### DOCUMENT
◆ ◆ ◆ ◆

PARIS (TIP): An Iranian singer was December 12 hailed as a hero by supporters but faced prosecution from the judiciary after giving an online concert not wearing the hijab in defiance of the dress code.
Parastoo Ahmadi streamed the online concert on her YouTube channel late on Wednesday. She wears no headscarf and is bare-shouldered in a long, flowing black dress.
The concert, whose date of filming was not immediately clear with no audience present, appears to have been shot inside Iran with Ahmadi and her three-person band, all men, playing outside on a stage in the grounds of a traditional caravanserai complex.
Under rules imposed after the 1979 Islamic revolution, women must cover their hair in public and are also not allowed to sing alone in public.
Ahmadi had built a wide following among Iranians for songs posted on her Instagram page, including audio clips and videos of ballads sung indoors without a headscarf supporting the 2022-2023 mass protests against the authorities.
This appears to be the first time however that she has recorded a full concert outside as opposed to the more intimate recitals filmed indoors.
A written message on the YouTube video before the concert starts says: “I am Parastoo, the girl who cannot remain silent and refuses to stop singing for the country she loves.”
She tells viewers to “listen to my voice in this imaginary concert and dream of a free and beautiful nation”.
Without naming Ahmadi, the Mizan news agency of the Iranian judiciary said Thursday “a group led by a female singer” had performed “music without observing legal and religious standards”.

◆ ◆ ◆ ◆

### GIVEN ENTRIES
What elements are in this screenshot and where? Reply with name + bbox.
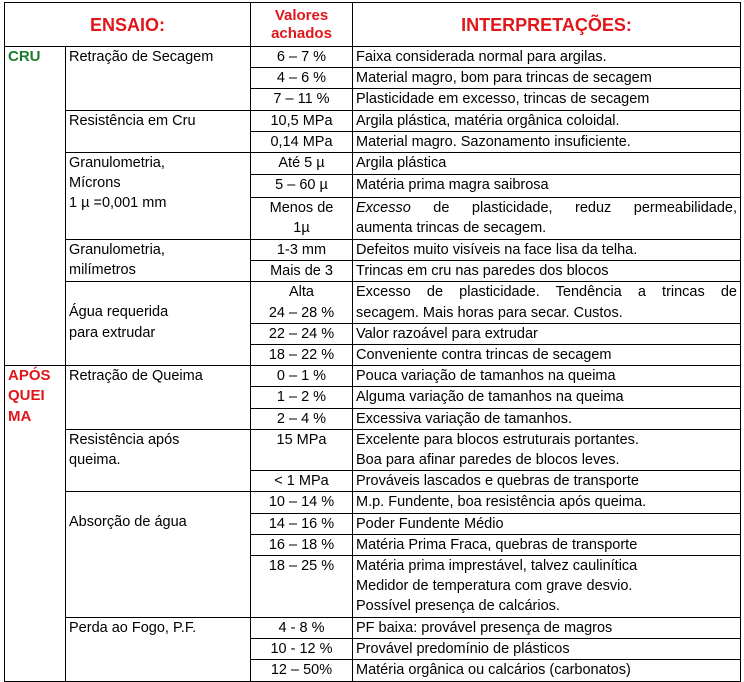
interpretation-cell: Pouca variação de tamanhos na queima [353, 366, 741, 387]
interpretation-cell: Argila plástica [353, 153, 741, 175]
table-row [5, 429, 741, 470]
test-resistencia-cru: Resistência em Cru [66, 110, 251, 152]
test-label-line: Resistência após [69, 431, 180, 448]
interpretation-cell: Poder Fundente Médio [353, 513, 741, 534]
value-line: 1µ [293, 220, 310, 237]
interpretation-cell [353, 198, 741, 240]
value-cell: 4 – 6 % [251, 68, 353, 89]
interpretation-cell: Conveniente contra trincas de secagem [353, 345, 741, 366]
valores-header-line2: achados [271, 24, 332, 42]
value-cell: 10 – 14 % [251, 492, 353, 513]
section-apos-queima [5, 366, 66, 681]
interpretation-cell [353, 429, 741, 470]
value-cell: 5 – 60 µ [251, 175, 353, 198]
interpretation-cell: Plasticidade em excesso, trincas de secagem [353, 89, 741, 110]
interpretation-line: Excelente para blocos estruturais portantes. [356, 431, 639, 448]
interpretation-cell: Trincas em cru nas paredes dos blocos [353, 261, 741, 282]
interpretation-line: Medidor de temperatura com grave desvio. [356, 578, 633, 595]
interpretation-cell: Faixa considerada normal para argilas. [353, 47, 741, 68]
interpretation-cell: Provável predomínio de plásticos [353, 639, 741, 660]
interpretation-text: de plasticidade, reduz permeabilidade, [410, 200, 737, 217]
table-row [5, 240, 741, 261]
test-granulometria-microns [66, 153, 251, 240]
interpretation-cell: Defeitos muito visíveis na face lisa da telha. [353, 240, 741, 261]
value-line: Alta [289, 284, 314, 301]
value-cell: 2 – 4 % [251, 408, 353, 429]
test-retracao-secagem: Retração de Secagem [66, 47, 251, 111]
interpretation-cell [353, 556, 741, 618]
test-label-line: Granulometria, [69, 155, 165, 172]
header-row [5, 3, 741, 47]
test-label-line: Granulometria, [69, 242, 165, 259]
value-line: Menos de [269, 200, 334, 217]
interpretation-cell: Matéria prima magra saibrosa [353, 175, 741, 198]
interpretation-line [356, 198, 737, 218]
interpretation-cell: Prováveis lascados e quebras de transporte [353, 471, 741, 492]
interpretation-cell: Valor razoável para extrudar [353, 323, 741, 344]
test-absorcao-agua: Absorção de água [66, 492, 251, 618]
interpretacoes-header: INTERPRETAÇÕES: [353, 3, 741, 47]
value-cell: 14 – 16 % [251, 513, 353, 534]
value-cell: 18 – 22 % [251, 345, 353, 366]
value-cell: 4 - 8 % [251, 618, 353, 639]
value-cell: 0 – 1 % [251, 366, 353, 387]
test-label-line: 1 µ =0,001 mm [69, 195, 167, 212]
table-row [5, 492, 741, 513]
test-agua-requerida [66, 282, 251, 366]
test-retracao-queima: Retração de Queima [66, 366, 251, 430]
value-cell: 10,5 MPa [251, 110, 353, 131]
section-label-line: APÓS [8, 367, 51, 385]
value-cell: 6 – 7 % [251, 47, 353, 68]
test-resistencia-queima [66, 429, 251, 492]
italic-word: Excesso [356, 200, 411, 217]
valores-header-line1: Valores [274, 6, 329, 24]
value-cell: 22 – 24 % [251, 323, 353, 344]
test-granulometria-mm [66, 240, 251, 282]
ceramic-tests-table [4, 2, 741, 682]
table-row [5, 282, 741, 323]
interpretation-cell: Alguma variação de tamanhos na queima [353, 387, 741, 408]
value-cell: 1 – 2 % [251, 387, 353, 408]
test-label-line: Mícrons [69, 175, 121, 192]
interpretation-cell: Excessiva variação de tamanhos. [353, 408, 741, 429]
interpretation-line: secagem. Mais horas para secar. Custos. [356, 304, 623, 321]
value-cell: 7 – 11 % [251, 89, 353, 110]
interpretation-line: Boa para afinar paredes de blocos leves. [356, 452, 620, 469]
table-row [5, 618, 741, 639]
test-label-line: queima. [69, 452, 121, 469]
interpretation-line: Excesso de plasticidade. Tendência a trincas de [356, 284, 737, 301]
value-cell: 0,14 MPa [251, 131, 353, 152]
interpretation-cell: PF baixa: provável presença de magros [353, 618, 741, 639]
section-label-line: QUEI [8, 387, 45, 405]
value-cell: 1-3 mm [251, 240, 353, 261]
interpretation-cell [353, 282, 741, 323]
value-cell [251, 282, 353, 323]
interpretation-cell: Material magro. Sazonamento insuficiente. [353, 131, 741, 152]
value-cell: 18 – 25 % [251, 556, 353, 618]
interpretation-cell: M.p. Fundente, boa resistência após queima. [353, 492, 741, 513]
interpretation-line: Possível presença de calcários. [356, 598, 560, 615]
interpretation-line: Matéria prima imprestável, talvez caulinítica [356, 558, 638, 575]
interpretation-line: aumenta trincas de secagem. [356, 220, 547, 237]
test-label-line: milímetros [69, 262, 136, 279]
interpretation-cell: Matéria orgânica ou calcários (carbonatos) [353, 660, 741, 681]
test-perda-fogo: Perda ao Fogo, P.F. [66, 618, 251, 682]
interpretation-cell: Material magro, bom para trincas de secagem [353, 68, 741, 89]
value-line: 24 – 28 % [268, 304, 335, 321]
section-cru: CRU [5, 47, 66, 366]
interpretation-cell: Argila plástica, matéria orgânica coloidal. [353, 110, 741, 131]
interpretation-cell: Matéria Prima Fraca, quebras de transporte [353, 534, 741, 555]
table-row [5, 47, 741, 68]
value-cell: Até 5 µ [251, 153, 353, 175]
ensaio-header: ENSAIO: [5, 3, 251, 47]
table-row [5, 153, 741, 175]
table-row [5, 110, 741, 131]
test-label-line: Água requerida [69, 304, 169, 321]
valores-header [251, 3, 353, 47]
value-cell: 16 – 18 % [251, 534, 353, 555]
value-cell: 15 MPa [251, 429, 353, 470]
value-cell: < 1 MPa [251, 471, 353, 492]
value-cell: Mais de 3 [251, 261, 353, 282]
section-label-line: MA [8, 407, 32, 425]
table-row [5, 366, 741, 387]
value-cell: 10 - 12 % [251, 639, 353, 660]
value-cell: 12 – 50% [251, 660, 353, 681]
test-label-line: para extrudar [69, 324, 156, 341]
value-cell [251, 198, 353, 240]
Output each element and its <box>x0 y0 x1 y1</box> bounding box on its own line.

◆ ◆ ◆ ◆

### WHAT THIS EXERCISE ASKS
- 1) In the article on Parastoo Ahmadi's concert, why did the singer face prosecution from the judiciary after her online performance?
- 2) According to the article on Parastoo Ahmadi's concert, where was the performance apparently filmed?
- 3) Carry the article on Parastoo Ahmadi's concert forward from its final sentence.

### FINAL RESULTS
- 1) She performed without a hijab, defying Iran's dress code. Under rules imposed after the 1979 Islamic revolution, women must cover their hair in public and are also not allowed to sing alone in public.

- 2) It appears to have been shot inside Iran, on an outdoor stage in the grounds of a traditional caravanserai complex.

- 3)
The judiciary has “intervened and taken appropriate action, with a legal case filed against the singer and the production staff,” it added.
US-based dissident campaigner Masih Alinejad hailed the concert as “historic”, saying on social media that “her voice is a weapon against tyranny, her courage a song of defiance”.
Prominent commentator Karim Sadjadpour, a fellow with the Carnegie Endowment, described the concert as an “act of extraordinary courage” that marked “another crack in the foundations of Iran’s rotting theocracy”.
The streaming of the concert took place ahead of a new law expected to come into force on Friday that rights groups have warned will drastically increase the penalties on women deemed to have flouted the dress code.
Amnesty International said in a report Tuesday that women could even face the death penalty if convicted under the “Promotion of the Culture of Chastity and Hijab” law. (AFP)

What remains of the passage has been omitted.